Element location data

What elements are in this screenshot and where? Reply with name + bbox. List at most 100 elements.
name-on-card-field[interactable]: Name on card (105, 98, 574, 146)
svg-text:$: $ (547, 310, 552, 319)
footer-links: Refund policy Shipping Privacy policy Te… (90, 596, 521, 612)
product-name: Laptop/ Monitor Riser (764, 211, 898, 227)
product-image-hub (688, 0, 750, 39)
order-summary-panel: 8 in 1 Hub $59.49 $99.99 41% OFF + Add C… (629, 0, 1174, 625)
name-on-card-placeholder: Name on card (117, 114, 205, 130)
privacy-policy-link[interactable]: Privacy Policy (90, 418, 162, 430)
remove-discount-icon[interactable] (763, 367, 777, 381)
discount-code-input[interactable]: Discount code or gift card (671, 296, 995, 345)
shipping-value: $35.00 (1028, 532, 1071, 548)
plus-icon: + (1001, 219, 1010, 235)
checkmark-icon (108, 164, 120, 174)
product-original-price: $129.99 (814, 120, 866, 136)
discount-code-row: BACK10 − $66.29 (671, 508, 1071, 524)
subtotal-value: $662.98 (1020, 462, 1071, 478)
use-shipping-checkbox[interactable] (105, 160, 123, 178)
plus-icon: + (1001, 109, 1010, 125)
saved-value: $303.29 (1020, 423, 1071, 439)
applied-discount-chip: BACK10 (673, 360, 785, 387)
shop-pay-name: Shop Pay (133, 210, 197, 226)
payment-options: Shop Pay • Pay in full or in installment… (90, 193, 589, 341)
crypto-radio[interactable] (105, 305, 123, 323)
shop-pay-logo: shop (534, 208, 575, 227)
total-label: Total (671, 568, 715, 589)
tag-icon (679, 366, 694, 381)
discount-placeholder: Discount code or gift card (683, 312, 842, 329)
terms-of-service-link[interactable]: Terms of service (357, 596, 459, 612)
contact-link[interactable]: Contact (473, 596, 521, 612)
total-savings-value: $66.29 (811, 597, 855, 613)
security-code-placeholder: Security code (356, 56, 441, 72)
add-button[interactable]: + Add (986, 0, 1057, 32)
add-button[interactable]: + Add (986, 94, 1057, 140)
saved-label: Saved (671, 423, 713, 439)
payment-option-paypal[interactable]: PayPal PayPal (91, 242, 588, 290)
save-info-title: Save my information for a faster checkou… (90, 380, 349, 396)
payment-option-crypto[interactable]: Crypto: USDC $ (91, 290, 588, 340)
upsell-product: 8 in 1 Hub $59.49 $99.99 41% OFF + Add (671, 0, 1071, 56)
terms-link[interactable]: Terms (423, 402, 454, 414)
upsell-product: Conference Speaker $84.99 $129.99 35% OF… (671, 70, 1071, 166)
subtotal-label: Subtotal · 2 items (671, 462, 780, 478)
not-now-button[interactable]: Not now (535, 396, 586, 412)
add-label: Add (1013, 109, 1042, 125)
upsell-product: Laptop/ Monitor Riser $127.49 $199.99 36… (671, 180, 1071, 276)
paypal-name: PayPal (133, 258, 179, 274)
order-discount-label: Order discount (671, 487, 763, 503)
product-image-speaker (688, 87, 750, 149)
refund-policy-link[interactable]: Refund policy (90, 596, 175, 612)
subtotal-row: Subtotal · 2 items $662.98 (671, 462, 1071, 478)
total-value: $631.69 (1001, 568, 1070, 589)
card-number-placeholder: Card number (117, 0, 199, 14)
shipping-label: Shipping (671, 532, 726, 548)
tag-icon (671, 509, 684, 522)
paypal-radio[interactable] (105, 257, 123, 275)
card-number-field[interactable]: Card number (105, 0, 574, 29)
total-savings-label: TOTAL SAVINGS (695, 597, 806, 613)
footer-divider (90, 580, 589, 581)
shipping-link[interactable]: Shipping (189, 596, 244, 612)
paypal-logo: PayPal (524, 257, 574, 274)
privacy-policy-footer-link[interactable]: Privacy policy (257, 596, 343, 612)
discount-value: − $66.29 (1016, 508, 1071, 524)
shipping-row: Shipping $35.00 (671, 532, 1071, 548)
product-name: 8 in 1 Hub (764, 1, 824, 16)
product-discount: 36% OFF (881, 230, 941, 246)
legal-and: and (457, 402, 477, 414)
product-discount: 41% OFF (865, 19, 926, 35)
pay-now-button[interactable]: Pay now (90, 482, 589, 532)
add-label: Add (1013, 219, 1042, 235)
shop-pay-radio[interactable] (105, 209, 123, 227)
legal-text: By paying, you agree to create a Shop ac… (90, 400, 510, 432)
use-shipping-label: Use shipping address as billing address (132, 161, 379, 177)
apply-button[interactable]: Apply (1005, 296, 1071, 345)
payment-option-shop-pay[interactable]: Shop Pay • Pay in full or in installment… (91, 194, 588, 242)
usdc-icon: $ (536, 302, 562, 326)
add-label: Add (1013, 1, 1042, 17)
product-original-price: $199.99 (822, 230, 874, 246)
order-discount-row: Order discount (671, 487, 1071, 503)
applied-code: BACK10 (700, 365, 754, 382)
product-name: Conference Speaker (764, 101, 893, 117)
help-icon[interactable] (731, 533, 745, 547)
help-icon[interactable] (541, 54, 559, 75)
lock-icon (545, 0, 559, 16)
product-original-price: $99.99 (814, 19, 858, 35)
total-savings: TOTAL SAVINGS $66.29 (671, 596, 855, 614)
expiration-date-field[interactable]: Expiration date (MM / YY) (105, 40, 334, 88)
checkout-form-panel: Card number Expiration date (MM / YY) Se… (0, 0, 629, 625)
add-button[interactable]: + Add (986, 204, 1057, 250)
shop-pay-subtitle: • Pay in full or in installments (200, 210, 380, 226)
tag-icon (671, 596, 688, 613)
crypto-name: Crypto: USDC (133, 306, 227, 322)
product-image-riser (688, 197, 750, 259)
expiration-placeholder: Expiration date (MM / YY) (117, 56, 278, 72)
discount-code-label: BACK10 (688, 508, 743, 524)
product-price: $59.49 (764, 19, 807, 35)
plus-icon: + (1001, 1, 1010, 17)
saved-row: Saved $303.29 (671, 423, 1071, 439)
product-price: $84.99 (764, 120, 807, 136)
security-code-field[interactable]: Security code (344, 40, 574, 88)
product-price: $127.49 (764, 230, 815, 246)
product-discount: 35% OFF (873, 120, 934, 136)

**WHAT YOU ARE ASKED TO DO:**
Rewrite all the records above, changing each "placeholder" to "hint-text" and leaving everything else as it is.

**CORRECT ANSWER:**
What elements are in this screenshot and where? Reply with name + bbox. List at most 100 elements.
name-on-card-field[interactable]: Name on card (105, 98, 574, 146)
svg-text:$: $ (547, 310, 552, 319)
footer-links: Refund policy Shipping Privacy policy Te… (90, 596, 521, 612)
product-name: Laptop/ Monitor Riser (764, 211, 898, 227)
product-image-hub (688, 0, 750, 39)
order-summary-panel: 8 in 1 Hub $59.49 $99.99 41% OFF + Add C… (629, 0, 1174, 625)
name-on-card-hint-text: Name on card (117, 114, 205, 130)
privacy-policy-link[interactable]: Privacy Policy (90, 418, 162, 430)
remove-discount-icon[interactable] (763, 367, 777, 381)
discount-code-input[interactable]: Discount code or gift card (671, 296, 995, 345)
shipping-value: $35.00 (1028, 532, 1071, 548)
plus-icon: + (1001, 219, 1010, 235)
checkmark-icon (108, 164, 120, 174)
product-original-price: $129.99 (814, 120, 866, 136)
discount-code-row: BACK10 − $66.29 (671, 508, 1071, 524)
subtotal-value: $662.98 (1020, 462, 1071, 478)
use-shipping-checkbox[interactable] (105, 160, 123, 178)
plus-icon: + (1001, 109, 1010, 125)
saved-value: $303.29 (1020, 423, 1071, 439)
applied-discount-chip: BACK10 (673, 360, 785, 387)
shop-pay-name: Shop Pay (133, 210, 197, 226)
payment-options: Shop Pay • Pay in full or in installment… (90, 193, 589, 341)
crypto-radio[interactable] (105, 305, 123, 323)
shop-pay-logo: shop (534, 208, 575, 227)
total-label: Total (671, 568, 715, 589)
tag-icon (679, 366, 694, 381)
discount-hint-text: Discount code or gift card (683, 312, 842, 329)
terms-of-service-link[interactable]: Terms of service (357, 596, 459, 612)
contact-link[interactable]: Contact (473, 596, 521, 612)
total-savings-value: $66.29 (811, 597, 855, 613)
security-code-hint-text: Security code (356, 56, 441, 72)
add-button[interactable]: + Add (986, 0, 1057, 32)
add-button[interactable]: + Add (986, 94, 1057, 140)
saved-label: Saved (671, 423, 713, 439)
payment-option-paypal[interactable]: PayPal PayPal (91, 242, 588, 290)
save-info-title: Save my information for a faster checkou… (90, 380, 349, 396)
payment-option-crypto[interactable]: Crypto: USDC $ (91, 290, 588, 340)
upsell-product: 8 in 1 Hub $59.49 $99.99 41% OFF + Add (671, 0, 1071, 56)
terms-link[interactable]: Terms (423, 402, 454, 414)
upsell-product: Conference Speaker $84.99 $129.99 35% OF… (671, 70, 1071, 166)
subtotal-label: Subtotal · 2 items (671, 462, 780, 478)
not-now-button[interactable]: Not now (535, 396, 586, 412)
add-label: Add (1013, 109, 1042, 125)
upsell-product: Laptop/ Monitor Riser $127.49 $199.99 36… (671, 180, 1071, 276)
paypal-name: PayPal (133, 258, 179, 274)
order-discount-label: Order discount (671, 487, 763, 503)
product-image-speaker (688, 87, 750, 149)
refund-policy-link[interactable]: Refund policy (90, 596, 175, 612)
subtotal-row: Subtotal · 2 items $662.98 (671, 462, 1071, 478)
total-value: $631.69 (1001, 568, 1070, 589)
card-number-hint-text: Card number (117, 0, 199, 14)
shipping-label: Shipping (671, 532, 726, 548)
tag-icon (671, 509, 684, 522)
paypal-radio[interactable] (105, 257, 123, 275)
card-number-field[interactable]: Card number (105, 0, 574, 29)
total-savings-label: TOTAL SAVINGS (695, 597, 806, 613)
footer-divider (90, 580, 589, 581)
shipping-link[interactable]: Shipping (189, 596, 244, 612)
paypal-logo: PayPal (524, 257, 574, 274)
privacy-policy-footer-link[interactable]: Privacy policy (257, 596, 343, 612)
discount-value: − $66.29 (1016, 508, 1071, 524)
shipping-row: Shipping $35.00 (671, 532, 1071, 548)
product-name: 8 in 1 Hub (764, 1, 824, 16)
product-discount: 36% OFF (881, 230, 941, 246)
legal-and: and (457, 402, 477, 414)
product-discount: 41% OFF (865, 19, 926, 35)
pay-now-button[interactable]: Pay now (90, 482, 589, 532)
add-label: Add (1013, 219, 1042, 235)
shop-pay-radio[interactable] (105, 209, 123, 227)
legal-text: By paying, you agree to create a Shop ac… (90, 400, 510, 432)
use-shipping-label: Use shipping address as billing address (132, 161, 379, 177)
apply-button[interactable]: Apply (1005, 296, 1071, 345)
payment-option-shop-pay[interactable]: Shop Pay • Pay in full or in installment… (91, 194, 588, 242)
usdc-icon: $ (536, 302, 562, 326)
add-label: Add (1013, 1, 1042, 17)
product-original-price: $199.99 (822, 230, 874, 246)
order-discount-row: Order discount (671, 487, 1071, 503)
applied-code: BACK10 (700, 365, 754, 382)
product-name: Conference Speaker (764, 101, 893, 117)
help-icon[interactable] (731, 533, 745, 547)
help-icon[interactable] (541, 54, 559, 75)
lock-icon (545, 0, 559, 16)
product-original-price: $99.99 (814, 19, 858, 35)
total-savings: TOTAL SAVINGS $66.29 (671, 596, 855, 614)
expiration-date-field[interactable]: Expiration date (MM / YY) (105, 40, 334, 88)
checkout-form-panel: Card number Expiration date (MM / YY) Se… (0, 0, 629, 625)
add-button[interactable]: + Add (986, 204, 1057, 250)
shop-pay-subtitle: • Pay in full or in installments (200, 210, 380, 226)
tag-icon (671, 596, 688, 613)
crypto-name: Crypto: USDC (133, 306, 227, 322)
product-image-riser (688, 197, 750, 259)
expiration-hint-text: Expiration date (MM / YY) (117, 56, 278, 72)
discount-code-label: BACK10 (688, 508, 743, 524)
product-price: $59.49 (764, 19, 807, 35)
plus-icon: + (1001, 1, 1010, 17)
saved-row: Saved $303.29 (671, 423, 1071, 439)
product-price: $84.99 (764, 120, 807, 136)
security-code-field[interactable]: Security code (344, 40, 574, 88)
product-price: $127.49 (764, 230, 815, 246)
product-discount: 35% OFF (873, 120, 934, 136)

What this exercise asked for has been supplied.